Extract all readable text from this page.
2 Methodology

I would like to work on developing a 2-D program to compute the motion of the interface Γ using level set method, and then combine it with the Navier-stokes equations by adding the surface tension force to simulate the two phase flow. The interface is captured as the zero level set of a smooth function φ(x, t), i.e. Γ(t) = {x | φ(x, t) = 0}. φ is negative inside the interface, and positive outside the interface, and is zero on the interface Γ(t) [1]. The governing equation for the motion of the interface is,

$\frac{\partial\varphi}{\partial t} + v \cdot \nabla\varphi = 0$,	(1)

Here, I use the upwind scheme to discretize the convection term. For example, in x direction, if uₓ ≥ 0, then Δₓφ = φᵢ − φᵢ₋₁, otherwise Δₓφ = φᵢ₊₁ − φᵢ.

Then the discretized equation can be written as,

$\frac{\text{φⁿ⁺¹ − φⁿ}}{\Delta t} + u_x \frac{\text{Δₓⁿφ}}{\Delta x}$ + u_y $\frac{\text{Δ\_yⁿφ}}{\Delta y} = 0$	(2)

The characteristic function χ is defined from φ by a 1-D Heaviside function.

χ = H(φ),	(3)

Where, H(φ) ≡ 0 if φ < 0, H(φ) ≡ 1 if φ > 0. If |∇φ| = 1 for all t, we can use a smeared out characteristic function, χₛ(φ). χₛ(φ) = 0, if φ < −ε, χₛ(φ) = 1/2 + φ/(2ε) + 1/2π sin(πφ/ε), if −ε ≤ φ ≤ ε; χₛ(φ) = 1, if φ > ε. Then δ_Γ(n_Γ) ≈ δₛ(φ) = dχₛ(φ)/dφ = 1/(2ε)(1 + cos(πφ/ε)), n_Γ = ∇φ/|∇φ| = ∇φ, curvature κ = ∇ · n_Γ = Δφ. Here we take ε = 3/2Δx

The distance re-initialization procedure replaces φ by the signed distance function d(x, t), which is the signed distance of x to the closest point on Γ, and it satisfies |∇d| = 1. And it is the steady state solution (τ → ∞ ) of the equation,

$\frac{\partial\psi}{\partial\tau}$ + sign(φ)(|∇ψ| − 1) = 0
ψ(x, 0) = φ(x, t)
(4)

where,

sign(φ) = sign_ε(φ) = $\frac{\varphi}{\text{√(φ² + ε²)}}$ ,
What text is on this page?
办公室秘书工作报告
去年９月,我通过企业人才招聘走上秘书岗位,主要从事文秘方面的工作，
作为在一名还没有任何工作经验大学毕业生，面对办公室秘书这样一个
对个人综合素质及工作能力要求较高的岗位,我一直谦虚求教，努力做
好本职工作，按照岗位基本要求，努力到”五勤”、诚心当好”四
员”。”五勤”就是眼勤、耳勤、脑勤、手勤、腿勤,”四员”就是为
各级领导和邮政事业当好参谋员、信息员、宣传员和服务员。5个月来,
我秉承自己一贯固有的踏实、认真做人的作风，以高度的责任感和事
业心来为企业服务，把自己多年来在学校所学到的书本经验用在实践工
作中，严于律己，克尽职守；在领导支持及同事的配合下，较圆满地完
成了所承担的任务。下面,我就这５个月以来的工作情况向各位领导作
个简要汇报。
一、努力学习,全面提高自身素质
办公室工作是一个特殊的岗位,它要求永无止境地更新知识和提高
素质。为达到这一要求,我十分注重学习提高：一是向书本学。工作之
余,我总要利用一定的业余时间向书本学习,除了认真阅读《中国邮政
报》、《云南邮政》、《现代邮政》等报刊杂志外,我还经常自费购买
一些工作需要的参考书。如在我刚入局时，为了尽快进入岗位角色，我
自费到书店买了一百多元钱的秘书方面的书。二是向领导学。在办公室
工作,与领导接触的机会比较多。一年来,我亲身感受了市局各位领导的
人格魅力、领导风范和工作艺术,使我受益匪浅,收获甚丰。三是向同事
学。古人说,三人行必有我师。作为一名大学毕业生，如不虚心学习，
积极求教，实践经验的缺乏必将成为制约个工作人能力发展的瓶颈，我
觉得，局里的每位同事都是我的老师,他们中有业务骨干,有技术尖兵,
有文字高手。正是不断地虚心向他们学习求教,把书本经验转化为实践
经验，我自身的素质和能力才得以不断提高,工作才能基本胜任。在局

■ **Challenge**:
Restate the listing above word for word.

■ **Output for this task**:
Extract all readable text from this page.
2 Methodology

I would like to work on developing a 2-D program to compute the motion of the interface Γ using level set method, and then combine it with the Navier-stokes equations by adding the surface tension force to simulate the two phase flow. The interface is captured as the zero level set of a smooth function φ(x, t), i.e. Γ(t) = {x | φ(x, t) = 0}. φ is negative inside the interface, and positive outside the interface, and is zero on the interface Γ(t) [1]. The governing equation for the motion of the interface is,

$\frac{\partial\varphi}{\partial t} + v \cdot \nabla\varphi = 0$,	(1)

Here, I use the upwind scheme to discretize the convection term. For example, in x direction, if uₓ ≥ 0, then Δₓφ = φᵢ − φᵢ₋₁, otherwise Δₓφ = φᵢ₊₁ − φᵢ.

Then the discretized equation can be written as,

$\frac{\text{φⁿ⁺¹ − φⁿ}}{\Delta t} + u_x \frac{\text{Δₓⁿφ}}{\Delta x}$ + u_y $\frac{\text{Δ\_yⁿφ}}{\Delta y} = 0$	(2)

The characteristic function χ is defined from φ by a 1-D Heaviside function.

χ = H(φ),	(3)

Where, H(φ) ≡ 0 if φ < 0, H(φ) ≡ 1 if φ > 0. If |∇φ| = 1 for all t, we can use a smeared out characteristic function, χₛ(φ). χₛ(φ) = 0, if φ < −ε, χₛ(φ) = 1/2 + φ/(2ε) + 1/2π sin(πφ/ε), if −ε ≤ φ ≤ ε; χₛ(φ) = 1, if φ > ε. Then δ_Γ(n_Γ) ≈ δₛ(φ) = dχₛ(φ)/dφ = 1/(2ε)(1 + cos(πφ/ε)), n_Γ = ∇φ/|∇φ| = ∇φ, curvature κ = ∇ · n_Γ = Δφ. Here we take ε = 3/2Δx

The distance re-initialization procedure replaces φ by the signed distance function d(x, t), which is the signed distance of x to the closest point on Γ, and it satisfies |∇d| = 1. And it is the steady state solution (τ → ∞ ) of the equation,

$\frac{\partial\psi}{\partial\tau}$ + sign(φ)(|∇ψ| − 1) = 0
ψ(x, 0) = φ(x, t)
(4)

where,

sign(φ) = sign_ε(φ) = $\frac{\varphi}{\text{√(φ² + ε²)}}$ ,
What text is on this page?
办公室秘书工作报告
去年９月,我通过企业人才招聘走上秘书岗位,主要从事文秘方面的工作，
作为在一名还没有任何工作经验大学毕业生，面对办公室秘书这样一个
对个人综合素质及工作能力要求较高的岗位,我一直谦虚求教，努力做
好本职工作，按照岗位基本要求，努力到”五勤”、诚心当好”四
员”。”五勤”就是眼勤、耳勤、脑勤、手勤、腿勤,”四员”就是为
各级领导和邮政事业当好参谋员、信息员、宣传员和服务员。5个月来,
我秉承自己一贯固有的踏实、认真做人的作风，以高度的责任感和事
业心来为企业服务，把自己多年来在学校所学到的书本经验用在实践工
作中，严于律己，克尽职守；在领导支持及同事的配合下，较圆满地完
成了所承担的任务。下面,我就这５个月以来的工作情况向各位领导作
个简要汇报。
一、努力学习,全面提高自身素质
办公室工作是一个特殊的岗位,它要求永无止境地更新知识和提高
素质。为达到这一要求,我十分注重学习提高：一是向书本学。工作之
余,我总要利用一定的业余时间向书本学习,除了认真阅读《中国邮政
报》、《云南邮政》、《现代邮政》等报刊杂志外,我还经常自费购买
一些工作需要的参考书。如在我刚入局时，为了尽快进入岗位角色，我
自费到书店买了一百多元钱的秘书方面的书。二是向领导学。在办公室
工作,与领导接触的机会比较多。一年来,我亲身感受了市局各位领导的
人格魅力、领导风范和工作艺术,使我受益匪浅,收获甚丰。三是向同事
学。古人说,三人行必有我师。作为一名大学毕业生，如不虚心学习，
积极求教，实践经验的缺乏必将成为制约个工作人能力发展的瓶颈，我
觉得，局里的每位同事都是我的老师,他们中有业务骨干,有技术尖兵,
有文字高手。正是不断地虚心向他们学习求教,把书本经验转化为实践
经验，我自身的素质和能力才得以不断提高,工作才能基本胜任。在局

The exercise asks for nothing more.